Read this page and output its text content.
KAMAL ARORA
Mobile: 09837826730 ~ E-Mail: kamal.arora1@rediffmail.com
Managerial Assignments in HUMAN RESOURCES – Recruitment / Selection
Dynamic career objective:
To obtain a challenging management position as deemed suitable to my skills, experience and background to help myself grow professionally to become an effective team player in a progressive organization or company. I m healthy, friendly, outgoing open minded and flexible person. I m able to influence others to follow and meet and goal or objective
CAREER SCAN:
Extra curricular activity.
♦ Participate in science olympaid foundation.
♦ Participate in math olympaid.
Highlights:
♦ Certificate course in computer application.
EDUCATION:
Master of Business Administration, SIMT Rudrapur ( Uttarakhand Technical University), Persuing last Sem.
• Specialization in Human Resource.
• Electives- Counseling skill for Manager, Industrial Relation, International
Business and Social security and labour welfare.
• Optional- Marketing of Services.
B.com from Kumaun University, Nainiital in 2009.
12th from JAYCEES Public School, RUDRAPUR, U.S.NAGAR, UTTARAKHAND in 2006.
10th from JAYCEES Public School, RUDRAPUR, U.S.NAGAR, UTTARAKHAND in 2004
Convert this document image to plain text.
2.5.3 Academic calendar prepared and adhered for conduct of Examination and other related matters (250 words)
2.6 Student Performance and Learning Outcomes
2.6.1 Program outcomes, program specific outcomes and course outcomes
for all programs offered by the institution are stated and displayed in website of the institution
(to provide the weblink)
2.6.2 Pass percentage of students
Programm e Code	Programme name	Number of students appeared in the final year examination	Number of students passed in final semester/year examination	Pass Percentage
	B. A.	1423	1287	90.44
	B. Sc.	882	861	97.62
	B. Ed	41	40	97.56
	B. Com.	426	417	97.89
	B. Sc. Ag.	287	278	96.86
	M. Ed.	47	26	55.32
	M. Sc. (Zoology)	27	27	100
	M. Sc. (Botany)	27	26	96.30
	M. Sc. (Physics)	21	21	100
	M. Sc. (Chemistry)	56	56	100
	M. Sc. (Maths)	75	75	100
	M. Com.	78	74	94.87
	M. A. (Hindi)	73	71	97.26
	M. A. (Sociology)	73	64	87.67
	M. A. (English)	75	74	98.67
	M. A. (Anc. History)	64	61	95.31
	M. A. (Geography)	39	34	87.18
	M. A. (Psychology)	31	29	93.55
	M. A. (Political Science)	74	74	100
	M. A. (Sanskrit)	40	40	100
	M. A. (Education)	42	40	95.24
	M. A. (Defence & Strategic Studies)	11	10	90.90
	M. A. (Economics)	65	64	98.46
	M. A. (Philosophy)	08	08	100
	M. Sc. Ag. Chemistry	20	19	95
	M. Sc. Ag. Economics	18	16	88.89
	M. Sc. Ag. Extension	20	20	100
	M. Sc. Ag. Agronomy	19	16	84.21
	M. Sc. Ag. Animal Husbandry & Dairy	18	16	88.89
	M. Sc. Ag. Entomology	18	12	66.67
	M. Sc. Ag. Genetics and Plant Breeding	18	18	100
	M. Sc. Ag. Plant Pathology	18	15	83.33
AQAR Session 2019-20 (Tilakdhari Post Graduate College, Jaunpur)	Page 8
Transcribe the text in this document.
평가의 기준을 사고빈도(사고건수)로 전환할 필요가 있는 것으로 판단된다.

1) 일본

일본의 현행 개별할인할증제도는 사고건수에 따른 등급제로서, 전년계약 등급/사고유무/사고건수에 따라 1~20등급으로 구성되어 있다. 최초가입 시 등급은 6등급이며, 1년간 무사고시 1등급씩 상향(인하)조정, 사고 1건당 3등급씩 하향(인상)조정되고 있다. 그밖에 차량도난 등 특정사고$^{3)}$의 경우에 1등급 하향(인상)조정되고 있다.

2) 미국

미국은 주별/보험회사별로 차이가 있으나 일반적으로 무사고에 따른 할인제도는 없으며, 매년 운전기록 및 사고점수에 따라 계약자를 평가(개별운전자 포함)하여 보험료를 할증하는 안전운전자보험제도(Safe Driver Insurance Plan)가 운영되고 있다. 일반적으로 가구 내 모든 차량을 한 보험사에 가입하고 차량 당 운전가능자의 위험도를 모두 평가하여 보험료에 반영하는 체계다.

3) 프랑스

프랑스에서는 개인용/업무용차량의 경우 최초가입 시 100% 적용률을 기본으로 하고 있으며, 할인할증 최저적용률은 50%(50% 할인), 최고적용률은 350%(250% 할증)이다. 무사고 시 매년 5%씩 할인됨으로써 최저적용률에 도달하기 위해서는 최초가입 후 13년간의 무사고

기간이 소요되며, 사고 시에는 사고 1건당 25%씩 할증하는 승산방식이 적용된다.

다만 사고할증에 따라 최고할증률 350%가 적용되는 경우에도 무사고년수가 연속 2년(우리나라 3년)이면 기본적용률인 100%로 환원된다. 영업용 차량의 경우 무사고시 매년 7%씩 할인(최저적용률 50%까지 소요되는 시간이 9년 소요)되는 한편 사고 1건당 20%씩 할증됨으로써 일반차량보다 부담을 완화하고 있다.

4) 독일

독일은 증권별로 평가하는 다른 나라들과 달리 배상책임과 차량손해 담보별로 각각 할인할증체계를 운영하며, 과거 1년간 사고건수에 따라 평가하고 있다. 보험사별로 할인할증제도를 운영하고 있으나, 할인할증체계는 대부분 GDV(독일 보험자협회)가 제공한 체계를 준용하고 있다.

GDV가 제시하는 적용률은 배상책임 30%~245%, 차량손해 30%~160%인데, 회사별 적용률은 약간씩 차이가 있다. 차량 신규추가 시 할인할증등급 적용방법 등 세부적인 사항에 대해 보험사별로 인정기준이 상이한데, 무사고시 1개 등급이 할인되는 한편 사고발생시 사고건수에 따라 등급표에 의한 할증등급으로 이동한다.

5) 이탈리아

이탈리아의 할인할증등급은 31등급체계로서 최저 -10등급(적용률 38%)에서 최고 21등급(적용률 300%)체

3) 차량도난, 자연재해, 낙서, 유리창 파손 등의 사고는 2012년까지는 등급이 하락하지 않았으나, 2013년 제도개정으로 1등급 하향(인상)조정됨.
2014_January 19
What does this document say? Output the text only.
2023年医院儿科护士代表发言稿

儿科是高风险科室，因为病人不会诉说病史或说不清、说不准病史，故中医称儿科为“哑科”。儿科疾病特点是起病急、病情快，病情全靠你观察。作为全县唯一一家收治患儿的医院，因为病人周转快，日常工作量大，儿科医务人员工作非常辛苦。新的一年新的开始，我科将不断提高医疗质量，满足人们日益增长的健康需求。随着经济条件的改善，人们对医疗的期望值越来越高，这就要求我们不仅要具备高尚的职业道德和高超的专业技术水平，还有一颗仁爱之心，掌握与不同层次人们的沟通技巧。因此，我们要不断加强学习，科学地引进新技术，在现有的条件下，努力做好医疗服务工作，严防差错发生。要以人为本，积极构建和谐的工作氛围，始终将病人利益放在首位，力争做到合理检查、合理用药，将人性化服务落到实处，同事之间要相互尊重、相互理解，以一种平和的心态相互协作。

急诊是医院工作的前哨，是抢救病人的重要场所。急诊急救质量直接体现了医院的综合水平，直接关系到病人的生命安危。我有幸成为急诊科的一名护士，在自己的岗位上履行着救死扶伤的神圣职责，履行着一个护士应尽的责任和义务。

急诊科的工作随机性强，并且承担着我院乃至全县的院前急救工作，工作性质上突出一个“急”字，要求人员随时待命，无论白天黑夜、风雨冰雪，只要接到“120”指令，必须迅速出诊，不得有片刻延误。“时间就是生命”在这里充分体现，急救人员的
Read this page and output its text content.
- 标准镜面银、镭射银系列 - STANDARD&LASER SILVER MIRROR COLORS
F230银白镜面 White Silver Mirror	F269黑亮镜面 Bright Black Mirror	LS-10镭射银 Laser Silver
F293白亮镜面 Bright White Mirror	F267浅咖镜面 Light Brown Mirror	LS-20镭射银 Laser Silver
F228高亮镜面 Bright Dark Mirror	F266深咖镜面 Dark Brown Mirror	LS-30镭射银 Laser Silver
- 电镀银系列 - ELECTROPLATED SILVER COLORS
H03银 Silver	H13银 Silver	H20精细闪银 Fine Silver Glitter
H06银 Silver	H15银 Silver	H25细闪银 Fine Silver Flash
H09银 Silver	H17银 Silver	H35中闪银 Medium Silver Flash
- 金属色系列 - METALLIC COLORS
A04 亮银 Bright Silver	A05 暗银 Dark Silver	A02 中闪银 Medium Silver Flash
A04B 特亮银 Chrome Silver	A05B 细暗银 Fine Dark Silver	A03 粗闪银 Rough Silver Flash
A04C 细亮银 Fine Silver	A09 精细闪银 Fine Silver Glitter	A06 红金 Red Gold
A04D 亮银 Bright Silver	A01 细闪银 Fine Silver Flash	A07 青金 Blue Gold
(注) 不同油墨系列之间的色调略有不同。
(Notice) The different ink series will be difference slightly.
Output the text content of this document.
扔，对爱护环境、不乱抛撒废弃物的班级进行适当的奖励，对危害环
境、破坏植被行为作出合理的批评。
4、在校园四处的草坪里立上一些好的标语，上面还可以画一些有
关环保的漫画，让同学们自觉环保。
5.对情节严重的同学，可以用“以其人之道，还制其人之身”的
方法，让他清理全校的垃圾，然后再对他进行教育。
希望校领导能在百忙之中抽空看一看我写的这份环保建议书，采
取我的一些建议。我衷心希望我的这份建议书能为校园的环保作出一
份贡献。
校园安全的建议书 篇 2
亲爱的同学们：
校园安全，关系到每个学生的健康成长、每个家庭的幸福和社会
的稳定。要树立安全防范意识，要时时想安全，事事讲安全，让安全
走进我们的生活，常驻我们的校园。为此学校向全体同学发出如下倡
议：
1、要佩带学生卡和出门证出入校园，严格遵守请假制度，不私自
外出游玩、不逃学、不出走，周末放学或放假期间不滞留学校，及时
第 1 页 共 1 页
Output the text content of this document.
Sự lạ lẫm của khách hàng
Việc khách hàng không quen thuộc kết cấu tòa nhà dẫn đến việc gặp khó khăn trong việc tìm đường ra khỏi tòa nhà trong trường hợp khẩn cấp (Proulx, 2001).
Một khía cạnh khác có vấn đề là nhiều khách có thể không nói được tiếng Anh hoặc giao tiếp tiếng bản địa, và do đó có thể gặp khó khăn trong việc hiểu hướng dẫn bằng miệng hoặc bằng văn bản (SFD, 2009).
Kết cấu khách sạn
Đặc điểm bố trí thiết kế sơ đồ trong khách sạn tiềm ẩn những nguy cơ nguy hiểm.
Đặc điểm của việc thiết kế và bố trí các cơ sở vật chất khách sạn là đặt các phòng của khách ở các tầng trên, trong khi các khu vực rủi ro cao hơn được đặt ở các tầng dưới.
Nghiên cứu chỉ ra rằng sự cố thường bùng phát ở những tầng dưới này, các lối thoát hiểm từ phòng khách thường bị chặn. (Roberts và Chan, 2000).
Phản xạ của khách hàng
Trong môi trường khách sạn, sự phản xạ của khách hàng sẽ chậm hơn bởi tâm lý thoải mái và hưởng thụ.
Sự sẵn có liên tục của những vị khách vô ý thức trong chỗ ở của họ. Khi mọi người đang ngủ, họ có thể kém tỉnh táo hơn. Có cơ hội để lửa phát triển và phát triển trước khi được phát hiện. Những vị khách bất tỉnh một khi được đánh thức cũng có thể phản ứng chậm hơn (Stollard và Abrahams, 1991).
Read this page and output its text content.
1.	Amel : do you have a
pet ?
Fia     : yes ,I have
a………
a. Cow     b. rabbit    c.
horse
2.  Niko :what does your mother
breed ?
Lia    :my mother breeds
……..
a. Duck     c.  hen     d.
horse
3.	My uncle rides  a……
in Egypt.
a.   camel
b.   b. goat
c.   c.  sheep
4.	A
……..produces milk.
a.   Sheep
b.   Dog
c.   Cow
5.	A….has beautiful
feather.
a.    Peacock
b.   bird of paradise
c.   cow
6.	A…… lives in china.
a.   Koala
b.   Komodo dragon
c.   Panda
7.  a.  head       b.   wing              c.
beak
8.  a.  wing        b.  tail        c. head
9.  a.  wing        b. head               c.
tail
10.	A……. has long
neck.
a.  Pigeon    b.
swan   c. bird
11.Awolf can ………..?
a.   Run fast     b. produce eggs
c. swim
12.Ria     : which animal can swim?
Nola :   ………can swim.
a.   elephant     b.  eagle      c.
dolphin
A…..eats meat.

Set exercise:
Output a single number: how many lines contain the word "Business".

Solution to this problem:
2